Dataset entries:
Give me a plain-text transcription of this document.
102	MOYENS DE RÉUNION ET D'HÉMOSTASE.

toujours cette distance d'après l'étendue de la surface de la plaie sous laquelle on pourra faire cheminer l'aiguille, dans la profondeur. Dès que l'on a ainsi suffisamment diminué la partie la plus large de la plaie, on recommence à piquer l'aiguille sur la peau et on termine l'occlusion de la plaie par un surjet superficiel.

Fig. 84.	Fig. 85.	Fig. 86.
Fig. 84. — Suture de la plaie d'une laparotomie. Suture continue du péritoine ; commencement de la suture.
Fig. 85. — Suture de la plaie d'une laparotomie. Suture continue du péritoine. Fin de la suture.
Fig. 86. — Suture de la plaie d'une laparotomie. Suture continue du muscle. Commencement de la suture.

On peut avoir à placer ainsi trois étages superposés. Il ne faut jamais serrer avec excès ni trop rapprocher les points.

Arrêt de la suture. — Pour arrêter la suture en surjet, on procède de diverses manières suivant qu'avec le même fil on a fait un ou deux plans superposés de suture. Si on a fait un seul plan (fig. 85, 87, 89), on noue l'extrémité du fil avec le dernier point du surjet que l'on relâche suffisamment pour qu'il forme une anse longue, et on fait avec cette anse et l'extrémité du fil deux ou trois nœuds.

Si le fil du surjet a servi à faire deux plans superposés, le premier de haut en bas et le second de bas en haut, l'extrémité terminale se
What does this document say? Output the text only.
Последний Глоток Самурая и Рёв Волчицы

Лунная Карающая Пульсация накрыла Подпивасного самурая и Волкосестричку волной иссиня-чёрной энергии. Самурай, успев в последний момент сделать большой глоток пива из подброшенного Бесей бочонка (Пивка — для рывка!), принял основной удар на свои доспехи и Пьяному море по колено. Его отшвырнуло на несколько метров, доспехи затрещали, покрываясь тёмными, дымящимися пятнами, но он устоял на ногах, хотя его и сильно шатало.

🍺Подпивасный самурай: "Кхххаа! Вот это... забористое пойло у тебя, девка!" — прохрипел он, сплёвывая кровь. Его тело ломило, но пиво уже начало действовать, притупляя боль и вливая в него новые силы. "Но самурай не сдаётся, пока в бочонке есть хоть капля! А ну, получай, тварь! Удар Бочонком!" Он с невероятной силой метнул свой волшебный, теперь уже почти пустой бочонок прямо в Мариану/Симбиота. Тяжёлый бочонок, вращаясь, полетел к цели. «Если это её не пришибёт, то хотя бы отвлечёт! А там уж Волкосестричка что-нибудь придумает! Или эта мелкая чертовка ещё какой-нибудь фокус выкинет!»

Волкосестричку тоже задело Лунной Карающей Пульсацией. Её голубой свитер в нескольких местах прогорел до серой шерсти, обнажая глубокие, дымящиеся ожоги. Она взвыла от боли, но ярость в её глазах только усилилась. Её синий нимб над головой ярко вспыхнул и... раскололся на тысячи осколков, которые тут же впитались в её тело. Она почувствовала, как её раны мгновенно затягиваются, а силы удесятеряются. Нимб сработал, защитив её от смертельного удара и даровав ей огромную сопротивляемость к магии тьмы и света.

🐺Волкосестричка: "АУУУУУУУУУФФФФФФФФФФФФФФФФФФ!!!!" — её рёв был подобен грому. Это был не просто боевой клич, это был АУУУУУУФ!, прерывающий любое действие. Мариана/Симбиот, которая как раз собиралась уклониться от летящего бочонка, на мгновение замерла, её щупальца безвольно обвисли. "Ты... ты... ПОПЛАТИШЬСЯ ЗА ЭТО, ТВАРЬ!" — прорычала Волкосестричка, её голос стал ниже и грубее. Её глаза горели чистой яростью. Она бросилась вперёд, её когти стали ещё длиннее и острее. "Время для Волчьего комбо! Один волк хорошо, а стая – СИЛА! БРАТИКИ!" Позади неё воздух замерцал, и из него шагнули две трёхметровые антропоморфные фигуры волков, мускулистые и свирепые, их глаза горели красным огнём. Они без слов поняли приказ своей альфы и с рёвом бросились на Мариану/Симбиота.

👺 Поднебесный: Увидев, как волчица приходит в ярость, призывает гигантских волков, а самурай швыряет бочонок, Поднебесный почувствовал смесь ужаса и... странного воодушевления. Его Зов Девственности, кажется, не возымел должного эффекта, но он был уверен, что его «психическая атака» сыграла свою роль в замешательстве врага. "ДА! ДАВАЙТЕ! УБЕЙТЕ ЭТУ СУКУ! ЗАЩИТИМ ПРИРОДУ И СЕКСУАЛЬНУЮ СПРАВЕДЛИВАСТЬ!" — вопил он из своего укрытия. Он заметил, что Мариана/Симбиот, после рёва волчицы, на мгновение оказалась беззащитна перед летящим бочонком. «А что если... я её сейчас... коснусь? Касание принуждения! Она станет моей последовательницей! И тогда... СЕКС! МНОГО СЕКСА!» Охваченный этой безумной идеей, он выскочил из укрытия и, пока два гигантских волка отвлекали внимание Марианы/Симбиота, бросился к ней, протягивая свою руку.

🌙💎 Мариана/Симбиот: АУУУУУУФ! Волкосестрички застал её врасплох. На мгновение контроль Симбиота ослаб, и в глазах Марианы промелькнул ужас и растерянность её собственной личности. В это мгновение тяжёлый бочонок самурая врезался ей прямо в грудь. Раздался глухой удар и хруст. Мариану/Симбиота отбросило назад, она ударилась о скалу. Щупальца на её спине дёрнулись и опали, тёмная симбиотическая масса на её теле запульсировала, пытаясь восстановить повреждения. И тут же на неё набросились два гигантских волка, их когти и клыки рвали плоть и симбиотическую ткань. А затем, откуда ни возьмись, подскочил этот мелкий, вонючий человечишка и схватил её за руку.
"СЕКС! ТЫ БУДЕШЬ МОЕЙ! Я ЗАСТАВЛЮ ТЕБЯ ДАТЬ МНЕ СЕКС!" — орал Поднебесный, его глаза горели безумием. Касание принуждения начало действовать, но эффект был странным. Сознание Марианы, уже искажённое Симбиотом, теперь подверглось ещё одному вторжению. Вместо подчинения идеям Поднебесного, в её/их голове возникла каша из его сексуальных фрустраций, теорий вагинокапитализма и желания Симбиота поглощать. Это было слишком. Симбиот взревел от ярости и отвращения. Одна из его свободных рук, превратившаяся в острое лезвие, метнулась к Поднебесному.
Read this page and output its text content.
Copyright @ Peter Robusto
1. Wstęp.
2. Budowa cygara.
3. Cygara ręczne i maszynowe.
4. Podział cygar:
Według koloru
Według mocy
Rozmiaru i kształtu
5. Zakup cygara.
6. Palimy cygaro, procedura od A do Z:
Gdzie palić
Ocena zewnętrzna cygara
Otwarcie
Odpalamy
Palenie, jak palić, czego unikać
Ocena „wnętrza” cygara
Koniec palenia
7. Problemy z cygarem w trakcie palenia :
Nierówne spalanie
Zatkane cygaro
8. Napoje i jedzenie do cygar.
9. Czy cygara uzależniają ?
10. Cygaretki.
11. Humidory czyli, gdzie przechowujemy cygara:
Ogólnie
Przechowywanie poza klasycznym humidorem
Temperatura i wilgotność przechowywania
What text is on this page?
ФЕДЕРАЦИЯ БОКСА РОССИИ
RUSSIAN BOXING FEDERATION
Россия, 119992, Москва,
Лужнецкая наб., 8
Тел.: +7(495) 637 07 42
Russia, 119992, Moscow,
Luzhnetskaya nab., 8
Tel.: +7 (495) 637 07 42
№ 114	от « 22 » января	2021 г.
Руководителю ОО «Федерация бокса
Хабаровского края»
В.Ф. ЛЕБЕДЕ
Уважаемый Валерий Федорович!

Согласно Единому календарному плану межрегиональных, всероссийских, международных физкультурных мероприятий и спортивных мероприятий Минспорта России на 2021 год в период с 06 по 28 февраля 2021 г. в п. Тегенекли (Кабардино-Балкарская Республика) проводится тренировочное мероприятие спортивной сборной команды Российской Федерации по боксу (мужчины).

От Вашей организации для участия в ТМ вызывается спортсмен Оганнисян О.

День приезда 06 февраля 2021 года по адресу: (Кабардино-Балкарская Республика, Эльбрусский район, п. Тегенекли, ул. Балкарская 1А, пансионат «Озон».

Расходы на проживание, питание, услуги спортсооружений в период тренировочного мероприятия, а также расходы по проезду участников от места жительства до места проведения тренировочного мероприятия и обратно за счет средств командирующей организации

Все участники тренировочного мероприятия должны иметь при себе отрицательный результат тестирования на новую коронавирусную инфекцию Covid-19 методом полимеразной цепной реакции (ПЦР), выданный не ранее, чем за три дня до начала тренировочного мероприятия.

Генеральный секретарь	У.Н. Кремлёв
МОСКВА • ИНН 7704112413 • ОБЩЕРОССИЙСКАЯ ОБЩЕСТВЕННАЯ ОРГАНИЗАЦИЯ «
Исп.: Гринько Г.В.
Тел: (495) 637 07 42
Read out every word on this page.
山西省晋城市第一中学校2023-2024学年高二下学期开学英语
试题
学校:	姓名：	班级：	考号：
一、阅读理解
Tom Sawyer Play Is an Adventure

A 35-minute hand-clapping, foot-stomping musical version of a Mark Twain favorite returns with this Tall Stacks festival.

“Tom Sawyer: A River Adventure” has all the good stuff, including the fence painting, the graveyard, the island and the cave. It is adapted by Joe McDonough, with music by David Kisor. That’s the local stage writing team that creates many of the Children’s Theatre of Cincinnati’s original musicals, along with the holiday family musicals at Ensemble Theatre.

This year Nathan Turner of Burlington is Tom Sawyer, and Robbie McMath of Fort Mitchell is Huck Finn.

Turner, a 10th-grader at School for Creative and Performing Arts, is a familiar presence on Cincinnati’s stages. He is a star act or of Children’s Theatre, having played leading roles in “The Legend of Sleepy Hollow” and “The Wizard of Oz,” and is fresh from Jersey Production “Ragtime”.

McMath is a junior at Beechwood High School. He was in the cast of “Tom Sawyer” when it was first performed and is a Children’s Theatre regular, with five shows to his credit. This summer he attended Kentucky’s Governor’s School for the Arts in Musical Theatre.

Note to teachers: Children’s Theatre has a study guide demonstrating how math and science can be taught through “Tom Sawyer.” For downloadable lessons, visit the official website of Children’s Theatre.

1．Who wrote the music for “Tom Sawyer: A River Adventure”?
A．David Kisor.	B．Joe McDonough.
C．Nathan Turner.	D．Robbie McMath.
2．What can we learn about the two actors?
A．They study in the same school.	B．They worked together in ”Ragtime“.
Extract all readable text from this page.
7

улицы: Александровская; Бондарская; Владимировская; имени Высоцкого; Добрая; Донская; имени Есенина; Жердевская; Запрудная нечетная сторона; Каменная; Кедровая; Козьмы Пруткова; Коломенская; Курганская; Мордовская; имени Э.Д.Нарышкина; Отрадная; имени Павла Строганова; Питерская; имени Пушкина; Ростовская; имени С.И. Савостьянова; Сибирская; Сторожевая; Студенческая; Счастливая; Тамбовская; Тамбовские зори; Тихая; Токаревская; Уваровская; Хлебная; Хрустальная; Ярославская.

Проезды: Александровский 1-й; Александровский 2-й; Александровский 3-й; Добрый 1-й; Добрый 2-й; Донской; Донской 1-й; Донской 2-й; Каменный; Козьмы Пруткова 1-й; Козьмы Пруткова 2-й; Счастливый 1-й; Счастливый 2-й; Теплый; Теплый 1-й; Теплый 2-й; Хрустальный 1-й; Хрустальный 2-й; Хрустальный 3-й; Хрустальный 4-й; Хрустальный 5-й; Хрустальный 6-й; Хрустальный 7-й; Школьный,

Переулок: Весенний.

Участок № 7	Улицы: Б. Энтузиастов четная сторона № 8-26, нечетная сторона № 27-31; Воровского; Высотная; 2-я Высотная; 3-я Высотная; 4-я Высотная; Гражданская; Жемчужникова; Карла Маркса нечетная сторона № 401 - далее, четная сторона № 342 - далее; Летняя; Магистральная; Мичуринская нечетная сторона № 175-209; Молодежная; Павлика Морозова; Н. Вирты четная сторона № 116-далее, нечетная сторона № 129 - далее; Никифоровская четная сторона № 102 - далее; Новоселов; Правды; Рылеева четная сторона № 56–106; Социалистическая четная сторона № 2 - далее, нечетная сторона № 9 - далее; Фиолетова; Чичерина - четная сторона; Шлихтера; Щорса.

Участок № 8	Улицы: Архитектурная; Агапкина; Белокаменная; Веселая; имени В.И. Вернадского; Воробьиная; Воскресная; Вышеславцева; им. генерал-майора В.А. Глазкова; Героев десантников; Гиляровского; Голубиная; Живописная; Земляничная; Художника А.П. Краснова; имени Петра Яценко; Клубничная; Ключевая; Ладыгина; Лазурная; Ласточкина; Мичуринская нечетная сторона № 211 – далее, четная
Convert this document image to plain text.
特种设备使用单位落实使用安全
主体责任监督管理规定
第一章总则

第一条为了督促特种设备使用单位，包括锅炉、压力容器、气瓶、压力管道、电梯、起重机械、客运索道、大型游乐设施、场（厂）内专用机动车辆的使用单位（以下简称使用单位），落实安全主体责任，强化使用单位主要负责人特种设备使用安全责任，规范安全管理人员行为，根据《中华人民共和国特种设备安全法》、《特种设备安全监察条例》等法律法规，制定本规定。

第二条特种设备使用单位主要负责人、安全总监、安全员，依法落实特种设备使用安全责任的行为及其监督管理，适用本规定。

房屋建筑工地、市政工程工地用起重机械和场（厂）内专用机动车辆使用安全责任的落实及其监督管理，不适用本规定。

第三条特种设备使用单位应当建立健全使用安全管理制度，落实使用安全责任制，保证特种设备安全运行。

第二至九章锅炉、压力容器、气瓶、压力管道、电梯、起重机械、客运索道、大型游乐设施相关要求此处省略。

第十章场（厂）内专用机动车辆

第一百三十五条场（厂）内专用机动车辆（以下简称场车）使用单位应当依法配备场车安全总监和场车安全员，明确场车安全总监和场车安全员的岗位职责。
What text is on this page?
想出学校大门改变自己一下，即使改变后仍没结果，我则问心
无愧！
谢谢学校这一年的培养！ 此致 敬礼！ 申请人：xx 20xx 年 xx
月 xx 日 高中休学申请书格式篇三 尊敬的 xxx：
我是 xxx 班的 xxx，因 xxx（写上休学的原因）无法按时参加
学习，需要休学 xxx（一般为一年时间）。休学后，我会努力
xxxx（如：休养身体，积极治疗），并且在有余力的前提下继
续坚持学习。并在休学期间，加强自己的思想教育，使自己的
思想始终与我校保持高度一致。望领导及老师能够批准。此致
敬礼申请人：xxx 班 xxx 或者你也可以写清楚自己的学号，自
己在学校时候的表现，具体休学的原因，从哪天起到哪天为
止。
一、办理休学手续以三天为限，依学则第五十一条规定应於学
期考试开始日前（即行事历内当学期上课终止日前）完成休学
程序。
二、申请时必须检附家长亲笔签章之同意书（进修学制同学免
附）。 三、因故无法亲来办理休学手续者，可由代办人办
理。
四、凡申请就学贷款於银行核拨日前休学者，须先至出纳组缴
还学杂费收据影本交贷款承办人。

## Exercise description
Using the records above, say how many lines include the string "организации". Only the number is wanted.

## Problem solution
2